* BEGIN *

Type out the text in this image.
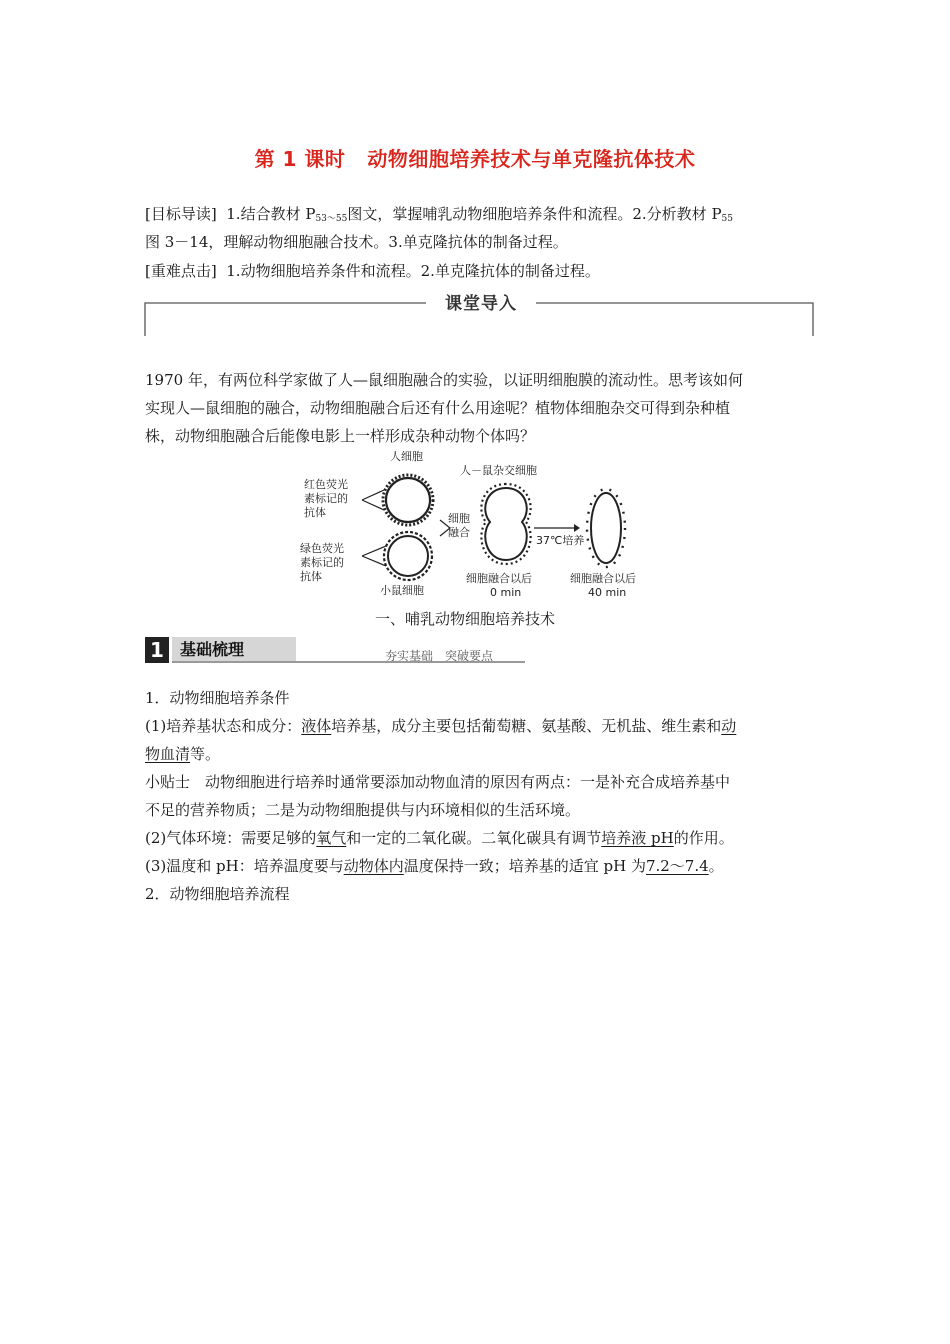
第 1 课时 动物细胞培养技术与单克隆抗体技术
[目标导读] 1.结合教材 $P_{53\sim 55}$图文，掌握哺乳动物细胞培养条件和流程。2.分析教材 $P_{55}$
图 3－14，理解动物细胞融合技术。3.单克隆抗体的制备过程。
[重难点击] 1.动物细胞培养条件和流程。2.单克隆抗体的制备过程。
课堂导入
1970 年，有两位科学家做了人—鼠细胞融合的实验，以证明细胞膜的流动性。思考该如何
实现人—鼠细胞的融合，动物细胞融合后还有什么用途呢？植物体细胞杂交可得到杂种植
株，动物细胞融合后能像电影上一样形成杂种动物个体吗？
人细胞
人－鼠杂交细胞
红色荧光
素标记的
抗体	细胞
融合
37℃培养
绿色荧光
素标记的
抗体
小鼠细胞
细胞融合以后
0 min
细胞融合以后
40 min
一、哺乳动物细胞培养技术
1	基础梳理	夯实基础　突破要点
1．动物细胞培养条件
(1)培养基状态和成分：液体培养基，成分主要包括葡萄糖、氨基酸、无机盐、维生素和动
物血清等。
小贴士　动物细胞进行培养时通常要添加动物血清的原因有两点：一是补充合成培养基中
不足的营养物质；二是为动物细胞提供与内环境相似的生活环境。
(2)气体环境：需要足够的氧气和一定的二氧化碳。二氧化碳具有调节培养液 pH的作用。
(3)温度和 pH：培养温度要与动物体内温度保持一致；培养基的适宜 pH 为7.2～7.4。
2．动物细胞培养流程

* END *

■ Task prompt ■
For the data above, state only how many lines include the word "单克隆抗体的制备过程".

■ Response for this exercise ■
2